Extracted records
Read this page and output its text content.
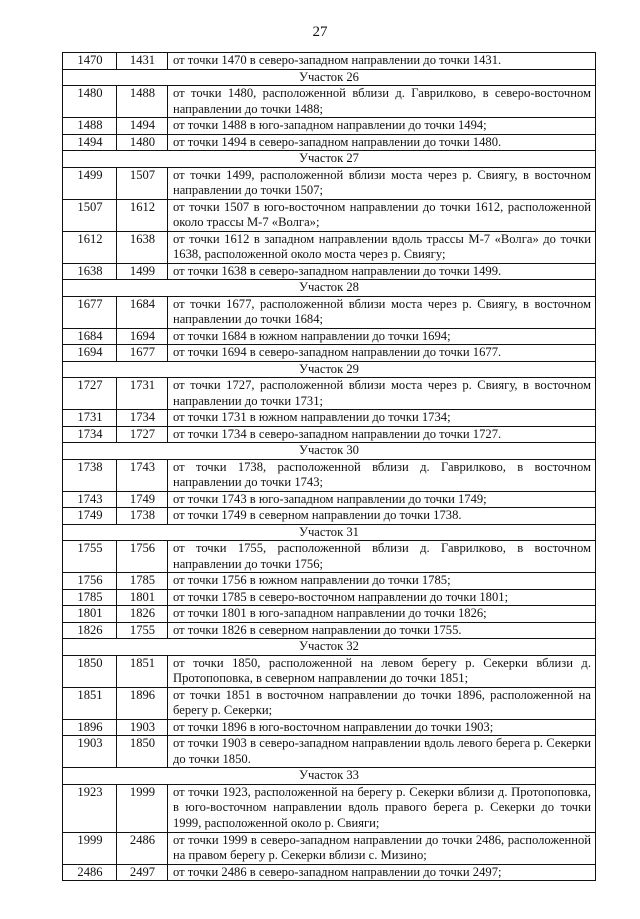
27
1470	1431	от точки 1470 в северо-западном направлении до точки 1431.
Участок 26		
1480	1488	от точки 1480, расположенной вблизи д. Гаврилково, в северо-восточном направлении до точки 1488;
1488	1494	от точки 1488 в юго-западном направлении до точки 1494;
1494	1480	от точки 1494 в северо-западном направлении до точки 1480.
Участок 27		
1499	1507	от точки 1499, расположенной вблизи моста через р. Свиягу, в восточном направлении до точки 1507;
1507	1612	от точки 1507 в юго-восточном направлении до точки 1612, расположенной около трассы М-7 «Волга»;
1612	1638	от точки 1612 в западном направлении вдоль трассы М-7 «Волга» до точки 1638, расположенной около моста через р. Свиягу;
1638	1499	от точки 1638 в северо-западном направлении до точки 1499.
Участок 28		
1677	1684	от точки 1677, расположенной вблизи моста через р. Свиягу, в восточном направлении до точки 1684;
1684	1694	от точки 1684 в южном направлении до точки 1694;
1694	1677	от точки 1694 в северо-западном направлении до точки 1677.
Участок 29		
1727	1731	от точки 1727, расположенной вблизи моста через р. Свиягу, в восточном направлении до точки 1731;
1731	1734	от точки 1731 в южном направлении до точки 1734;
1734	1727	от точки 1734 в северо-западном направлении до точки 1727.
Участок 30		
1738	1743	от точки 1738, расположенной вблизи д. Гаврилково, в восточном направлении до точки 1743;
1743	1749	от точки 1743 в юго-западном направлении до точки 1749;
1749	1738	от точки 1749 в северном направлении до точки 1738.
Участок 31		
1755	1756	от точки 1755, расположенной вблизи д. Гаврилково, в восточном направлении до точки 1756;
1756	1785	от точки 1756 в южном направлении до точки 1785;
1785	1801	от точки 1785 в северо-восточном направлении до точки 1801;
1801	1826	от точки 1801 в юго-западном направлении до точки 1826;
1826	1755	от точки 1826 в северном направлении до точки 1755.
Участок 32		
1850	1851	от точки 1850, расположенной на левом берегу р. Секерки вблизи д. Протопоповка, в северном направлении до точки 1851;
1851	1896	от точки 1851 в восточном направлении до точки 1896, расположенной на берегу р. Секерки;
1896	1903	от точки 1896 в юго-восточном направлении до точки 1903;
1903	1850	от точки 1903 в северо-западном направлении вдоль левого берега р. Секерки до точки 1850.
Участок 33		
1923	1999	от точки 1923, расположенной на берегу р. Секерки вблизи д. Протопоповка, в юго-восточном направлении вдоль правого берега р. Секерки до точки 1999, расположенной около р. Свияги;
1999	2486	от точки 1999 в северо-западном направлении до точки 2486, расположенной на правом берегу р. Секерки вблизи с. Мизино;
2486	2497	от точки 2486 в северо-западном направлении до точки 2497;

What you need to do:
Exclude all images and restate the records above word for word.

Response:
Read this page and output its text content.
27
1470	1431	от точки 1470 в северо-западном направлении до точки 1431.
Участок 26		
1480	1488	от точки 1480, расположенной вблизи д. Гаврилково, в северо-восточном направлении до точки 1488;
1488	1494	от точки 1488 в юго-западном направлении до точки 1494;
1494	1480	от точки 1494 в северо-западном направлении до точки 1480.
Участок 27		
1499	1507	от точки 1499, расположенной вблизи моста через р. Свиягу, в восточном направлении до точки 1507;
1507	1612	от точки 1507 в юго-восточном направлении до точки 1612, расположенной около трассы М-7 «Волга»;
1612	1638	от точки 1612 в западном направлении вдоль трассы М-7 «Волга» до точки 1638, расположенной около моста через р. Свиягу;
1638	1499	от точки 1638 в северо-западном направлении до точки 1499.
Участок 28		
1677	1684	от точки 1677, расположенной вблизи моста через р. Свиягу, в восточном направлении до точки 1684;
1684	1694	от точки 1684 в южном направлении до точки 1694;
1694	1677	от точки 1694 в северо-западном направлении до точки 1677.
Участок 29		
1727	1731	от точки 1727, расположенной вблизи моста через р. Свиягу, в восточном направлении до точки 1731;
1731	1734	от точки 1731 в южном направлении до точки 1734;
1734	1727	от точки 1734 в северо-западном направлении до точки 1727.
Участок 30		
1738	1743	от точки 1738, расположенной вблизи д. Гаврилково, в восточном направлении до точки 1743;
1743	1749	от точки 1743 в юго-западном направлении до точки 1749;
1749	1738	от точки 1749 в северном направлении до точки 1738.
Участок 31		
1755	1756	от точки 1755, расположенной вблизи д. Гаврилково, в восточном направлении до точки 1756;
1756	1785	от точки 1756 в южном направлении до точки 1785;
1785	1801	от точки 1785 в северо-восточном направлении до точки 1801;
1801	1826	от точки 1801 в юго-западном направлении до точки 1826;
1826	1755	от точки 1826 в северном направлении до точки 1755.
Участок 32		
1850	1851	от точки 1850, расположенной на левом берегу р. Секерки вблизи д. Протопоповка, в северном направлении до точки 1851;
1851	1896	от точки 1851 в восточном направлении до точки 1896, расположенной на берегу р. Секерки;
1896	1903	от точки 1896 в юго-восточном направлении до точки 1903;
1903	1850	от точки 1903 в северо-западном направлении вдоль левого берега р. Секерки до точки 1850.
Участок 33		
1923	1999	от точки 1923, расположенной на берегу р. Секерки вблизи д. Протопоповка, в юго-восточном направлении вдоль правого берега р. Секерки до точки 1999, расположенной около р. Свияги;
1999	2486	от точки 1999 в северо-западном направлении до точки 2486, расположенной на правом берегу р. Секерки вблизи с. Мизино;
2486	2497	от точки 2486 в северо-западном направлении до точки 2497;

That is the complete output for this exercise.